++++ Exercise data ++++

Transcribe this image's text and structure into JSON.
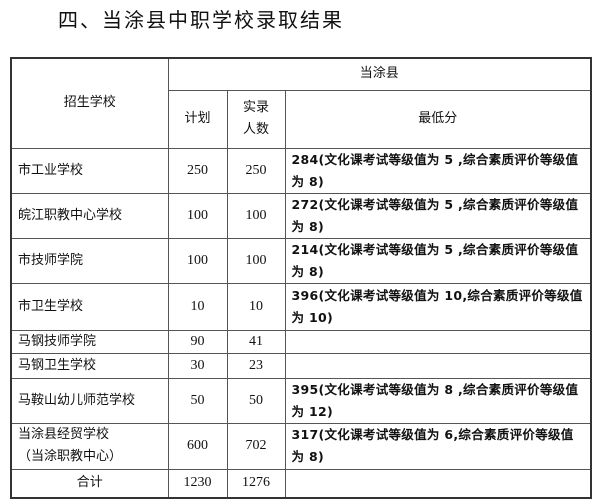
{
  "title": "四、当涂县中职学校录取结果",
  "table": {
    "header": {
      "school": "招生学校",
      "county": "当涂县",
      "plan": "计划",
      "admitted_line1": "实录",
      "admitted_line2": "人数",
      "min_score": "最低分"
    },
    "rows": [
      {
        "school": "市工业学校",
        "school2": "",
        "plan": "250",
        "admitted": "250",
        "score": "284(文化课考试等级值为 5 ,综合素质评价等级值为 8)"
      },
      {
        "school": "皖江职教中心学校",
        "school2": "",
        "plan": "100",
        "admitted": "100",
        "score": "272(文化课考试等级值为 5 ,综合素质评价等级值为 8)"
      },
      {
        "school": "市技师学院",
        "school2": "",
        "plan": "100",
        "admitted": "100",
        "score": "214(文化课考试等级值为 5 ,综合素质评价等级值为 8)"
      },
      {
        "school": "市卫生学校",
        "school2": "",
        "plan": "10",
        "admitted": "10",
        "score": "396(文化课考试等级值为 10,综合素质评价等级值为 10)"
      },
      {
        "school": "马钢技师学院",
        "school2": "",
        "plan": "90",
        "admitted": "41",
        "score": ""
      },
      {
        "school": "马钢卫生学校",
        "school2": "",
        "plan": "30",
        "admitted": "23",
        "score": ""
      },
      {
        "school": "马鞍山幼儿师范学校",
        "school2": "",
        "plan": "50",
        "admitted": "50",
        "score": "395(文化课考试等级值为 8 ,综合素质评价等级值为 12)"
      },
      {
        "school": "当涂县经贸学校",
        "school2": "（当涂职教中心）",
        "plan": "600",
        "admitted": "702",
        "score": "317(文化课考试等级值为 6,综合素质评价等级值为 8)"
      }
    ],
    "total": {
      "label": "合计",
      "plan": "1230",
      "admitted": "1276",
      "score": ""
    }
  }
}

++++

#### [Stated problem]
Using the records above, copy each line that contains "plan".

#### [Written response]
      "plan": "计划",
        "plan": "250",
        "plan": "100",
        "plan": "100",
        "plan": "10",
        "plan": "90",
        "plan": "30",
        "plan": "50",
        "plan": "600",
      "plan": "1230",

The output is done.